### RECORDS FOR PROCESSING
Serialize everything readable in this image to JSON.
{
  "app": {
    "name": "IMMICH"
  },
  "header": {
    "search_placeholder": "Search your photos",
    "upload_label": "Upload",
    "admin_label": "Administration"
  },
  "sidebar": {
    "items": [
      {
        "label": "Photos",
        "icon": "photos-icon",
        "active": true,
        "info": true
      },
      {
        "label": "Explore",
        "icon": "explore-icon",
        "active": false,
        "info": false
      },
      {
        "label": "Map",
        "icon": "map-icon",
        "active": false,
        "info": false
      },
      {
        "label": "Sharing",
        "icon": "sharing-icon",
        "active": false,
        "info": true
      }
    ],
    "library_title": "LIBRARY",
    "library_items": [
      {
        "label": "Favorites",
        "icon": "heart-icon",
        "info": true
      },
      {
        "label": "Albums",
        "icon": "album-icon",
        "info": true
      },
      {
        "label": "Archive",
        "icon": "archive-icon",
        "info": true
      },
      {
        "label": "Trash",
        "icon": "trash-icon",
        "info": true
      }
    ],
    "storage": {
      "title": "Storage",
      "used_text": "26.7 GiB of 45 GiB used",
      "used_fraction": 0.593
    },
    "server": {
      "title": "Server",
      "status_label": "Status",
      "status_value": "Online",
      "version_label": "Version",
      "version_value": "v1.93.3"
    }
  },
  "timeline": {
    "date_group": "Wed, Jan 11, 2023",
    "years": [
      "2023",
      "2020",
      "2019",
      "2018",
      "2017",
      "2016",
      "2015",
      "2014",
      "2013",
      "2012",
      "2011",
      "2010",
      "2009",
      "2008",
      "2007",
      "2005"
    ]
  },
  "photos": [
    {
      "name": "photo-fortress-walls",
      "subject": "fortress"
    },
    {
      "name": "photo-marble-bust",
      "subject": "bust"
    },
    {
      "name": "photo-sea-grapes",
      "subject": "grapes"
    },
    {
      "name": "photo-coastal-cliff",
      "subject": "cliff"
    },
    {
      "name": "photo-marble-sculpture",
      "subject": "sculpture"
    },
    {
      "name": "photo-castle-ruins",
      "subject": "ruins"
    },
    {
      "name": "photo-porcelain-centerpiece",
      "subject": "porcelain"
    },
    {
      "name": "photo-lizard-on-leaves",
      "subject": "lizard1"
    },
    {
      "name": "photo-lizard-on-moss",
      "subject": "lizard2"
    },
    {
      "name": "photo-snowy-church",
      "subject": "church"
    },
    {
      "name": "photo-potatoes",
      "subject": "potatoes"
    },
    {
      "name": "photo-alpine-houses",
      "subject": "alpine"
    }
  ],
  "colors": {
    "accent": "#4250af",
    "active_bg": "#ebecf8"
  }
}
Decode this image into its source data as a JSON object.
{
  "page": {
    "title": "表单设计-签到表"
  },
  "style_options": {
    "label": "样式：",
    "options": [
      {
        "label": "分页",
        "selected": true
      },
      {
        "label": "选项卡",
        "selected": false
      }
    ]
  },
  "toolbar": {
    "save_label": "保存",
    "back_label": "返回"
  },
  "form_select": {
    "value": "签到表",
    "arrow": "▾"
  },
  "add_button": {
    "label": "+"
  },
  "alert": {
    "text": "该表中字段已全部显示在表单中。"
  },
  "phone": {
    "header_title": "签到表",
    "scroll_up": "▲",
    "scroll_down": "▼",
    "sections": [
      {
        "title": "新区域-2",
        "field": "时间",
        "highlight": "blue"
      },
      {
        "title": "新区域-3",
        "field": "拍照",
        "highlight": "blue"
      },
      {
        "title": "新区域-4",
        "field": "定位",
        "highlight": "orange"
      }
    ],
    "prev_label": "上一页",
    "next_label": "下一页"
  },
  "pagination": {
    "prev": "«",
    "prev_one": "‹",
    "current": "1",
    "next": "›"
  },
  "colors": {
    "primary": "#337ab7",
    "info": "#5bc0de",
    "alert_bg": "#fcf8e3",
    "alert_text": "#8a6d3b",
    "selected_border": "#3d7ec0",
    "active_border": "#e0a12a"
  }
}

### TASK BRIEF
Pull out every line containing "ruins".

### TASK OUTPUT
      "name": "photo-castle-ruins",
      "subject": "ruins"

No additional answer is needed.